▶ **Problem**:
Images must not appear in your copy; reproduce every other part of the records exactly.

Data excerpts:
=======

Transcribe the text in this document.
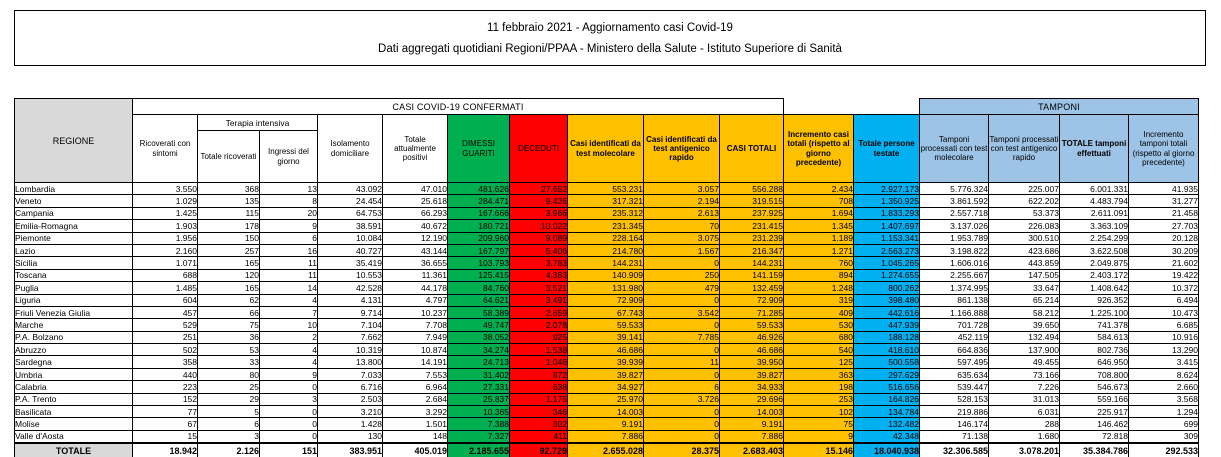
11 febbraio 2021 - Aggiornamento casi Covid-19
Dati aggregati quotidiani Regioni/PPAA - Ministero della Salute - Istituto Superiore di Sanità
REGIONE	CASI COVID-19 CONFERMATI												TAMPONI			
	Ricoverati con sintomi	Terapia intensiva		Isolamento domiciliare	Totale attualmente positivi	DIMESSI GUARITI	DECEDUTI	Casi identificati da test molecolare	Casi identificati da test antigenico rapido	CASI TOTALI	Incremento casi totali (rispetto al giorno precedente)	Totale persone testate	Tamponi processati con test molecolare	Tamponi processati con test antigenico rapido	TOTALE tamponi effettuati	Incremento tamponi totali (rispetto al giorno precedente)
		Totale ricoverati	Ingressi del giorno													
Lombardia	3.550	368	13	43.092	47.010	481.626	27.652	553.231	3.057	556.288	2.434	2.927.173	5.776.324	225.007	6.001.331	41.935
Veneto	1.029	135	8	24.454	25.618	284.471	9.426	317.321	2.194	319.515	708	1.350.925	3.861.592	622.202	4.483.794	31.277
Campania	1.425	115	20	64.753	66.293	167.666	3.966	235.312	2.613	237.925	1.694	1.833.293	2.557.718	53.373	2.611.091	21.458
Emilia-Romagna	1.903	178	9	38.591	40.672	180.721	10.022	231.345	70	231.415	1.345	1.407.697	3.137.026	226.083	3.363.109	27.703
Piemonte	1.956	150	6	10.084	12.190	209.960	9.089	228.164	3.075	231.239	1.189	1.153.341	1.953.789	300.510	2.254.299	20.128
Lazio	2.160	257	16	40.727	43.144	167.797	5.406	214.780	1.567	216.347	1.271	2.563.273	3.198.822	423.686	3.622.508	30.209
Sicilia	1.071	165	11	35.419	36.655	103.793	3.783	144.231	0	144.231	760	1.045.265	1.606.016	443.859	2.049.875	21.602
Toscana	688	120	11	10.553	11.361	125.415	4.383	140.909	250	141.159	894	1.274.655	2.255.667	147.505	2.403.172	19.422
Puglia	1.485	165	14	42.528	44.178	84.760	3.521	131.980	479	132.459	1.248	800.262	1.374.995	33.647	1.408.642	10.372
Liguria	604	62	4	4.131	4.797	64.621	3.491	72.909	0	72.909	319	398.480	861.138	65.214	926.352	6.494
Friuli Venezia Giulia	457	66	7	9.714	10.237	58.389	2.659	67.743	3.542	71.285	409	442.616	1.166.888	58.212	1.225.100	10.473
Marche	529	75	10	7.104	7.708	49.747	2.078	59.533	0	59.533	530	447.939	701.728	39.650	741.378	6.685
P.A. Bolzano	251	36	2	7.662	7.949	38.052	925	39.141	7.785	46.926	680	188.128	452.119	132.494	584.613	10.916
Abruzzo	502	53	4	10.319	10.874	34.274	1.538	46.686	0	46.686	540	418.610	664.836	137.900	802.736	13.290
Sardegna	358	33	4	13.800	14.191	24.713	1.046	39.939	11	39.950	125	500.558	597.495	49.455	646.950	3.415
Umbria	440	80	9	7.033	7.553	31.402	872	39.827	0	39.827	363	297.629	635.634	73.166	708.800	8.624
Calabria	223	25	0	6.716	6.964	27.331	638	34.927	6	34.933	198	516.656	539.447	7.226	546.673	2.660
P.A. Trento	152	29	3	2.503	2.684	25.837	1.175	25.970	3.726	29.696	253	164.826	528.153	31.013	559.166	3.568
Basilicata	77	5	0	3.210	3.292	10.365	346	14.003	0	14.003	102	134.784	219.886	6.031	225.917	1.294
Molise	67	6	0	1.428	1.501	7.388	302	9.191	0	9.191	75	132.482	146.174	288	146.462	699
Valle d'Aosta	15	3	0	130	148	7.327	411	7.886	0	7.886	9	42.348	71.138	1.680	72.818	309
TOTALE	18.942	2.126	151	383.951	405.019	2.185.655	92.729	2.655.028	28.375	2.683.403	15.146	18.040.938	32.306.585	3.078.201	35.384.786	292.533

=======

▶ **Exercise solution**:
Transcribe the text in this document.
11 febbraio 2021 - Aggiornamento casi Covid-19
Dati aggregati quotidiani Regioni/PPAA - Ministero della Salute - Istituto Superiore di Sanità
REGIONE	CASI COVID-19 CONFERMATI												TAMPONI			
	Ricoverati con sintomi	Terapia intensiva		Isolamento domiciliare	Totale attualmente positivi	DIMESSI GUARITI	DECEDUTI	Casi identificati da test molecolare	Casi identificati da test antigenico rapido	CASI TOTALI	Incremento casi totali (rispetto al giorno precedente)	Totale persone testate	Tamponi processati con test molecolare	Tamponi processati con test antigenico rapido	TOTALE tamponi effettuati	Incremento tamponi totali (rispetto al giorno precedente)
		Totale ricoverati	Ingressi del giorno													
Lombardia	3.550	368	13	43.092	47.010	481.626	27.652	553.231	3.057	556.288	2.434	2.927.173	5.776.324	225.007	6.001.331	41.935
Veneto	1.029	135	8	24.454	25.618	284.471	9.426	317.321	2.194	319.515	708	1.350.925	3.861.592	622.202	4.483.794	31.277
Campania	1.425	115	20	64.753	66.293	167.666	3.966	235.312	2.613	237.925	1.694	1.833.293	2.557.718	53.373	2.611.091	21.458
Emilia-Romagna	1.903	178	9	38.591	40.672	180.721	10.022	231.345	70	231.415	1.345	1.407.697	3.137.026	226.083	3.363.109	27.703
Piemonte	1.956	150	6	10.084	12.190	209.960	9.089	228.164	3.075	231.239	1.189	1.153.341	1.953.789	300.510	2.254.299	20.128
Lazio	2.160	257	16	40.727	43.144	167.797	5.406	214.780	1.567	216.347	1.271	2.563.273	3.198.822	423.686	3.622.508	30.209
Sicilia	1.071	165	11	35.419	36.655	103.793	3.783	144.231	0	144.231	760	1.045.265	1.606.016	443.859	2.049.875	21.602
Toscana	688	120	11	10.553	11.361	125.415	4.383	140.909	250	141.159	894	1.274.655	2.255.667	147.505	2.403.172	19.422
Puglia	1.485	165	14	42.528	44.178	84.760	3.521	131.980	479	132.459	1.248	800.262	1.374.995	33.647	1.408.642	10.372
Liguria	604	62	4	4.131	4.797	64.621	3.491	72.909	0	72.909	319	398.480	861.138	65.214	926.352	6.494
Friuli Venezia Giulia	457	66	7	9.714	10.237	58.389	2.659	67.743	3.542	71.285	409	442.616	1.166.888	58.212	1.225.100	10.473
Marche	529	75	10	7.104	7.708	49.747	2.078	59.533	0	59.533	530	447.939	701.728	39.650	741.378	6.685
P.A. Bolzano	251	36	2	7.662	7.949	38.052	925	39.141	7.785	46.926	680	188.128	452.119	132.494	584.613	10.916
Abruzzo	502	53	4	10.319	10.874	34.274	1.538	46.686	0	46.686	540	418.610	664.836	137.900	802.736	13.290
Sardegna	358	33	4	13.800	14.191	24.713	1.046	39.939	11	39.950	125	500.558	597.495	49.455	646.950	3.415
Umbria	440	80	9	7.033	7.553	31.402	872	39.827	0	39.827	363	297.629	635.634	73.166	708.800	8.624
Calabria	223	25	0	6.716	6.964	27.331	638	34.927	6	34.933	198	516.656	539.447	7.226	546.673	2.660
P.A. Trento	152	29	3	2.503	2.684	25.837	1.175	25.970	3.726	29.696	253	164.826	528.153	31.013	559.166	3.568
Basilicata	77	5	0	3.210	3.292	10.365	346	14.003	0	14.003	102	134.784	219.886	6.031	225.917	1.294
Molise	67	6	0	1.428	1.501	7.388	302	9.191	0	9.191	75	132.482	146.174	288	146.462	699
Valle d'Aosta	15	3	0	130	148	7.327	411	7.886	0	7.886	9	42.348	71.138	1.680	72.818	309
TOTALE	18.942	2.126	151	383.951	405.019	2.185.655	92.729	2.655.028	28.375	2.683.403	15.146	18.040.938	32.306.585	3.078.201	35.384.786	292.533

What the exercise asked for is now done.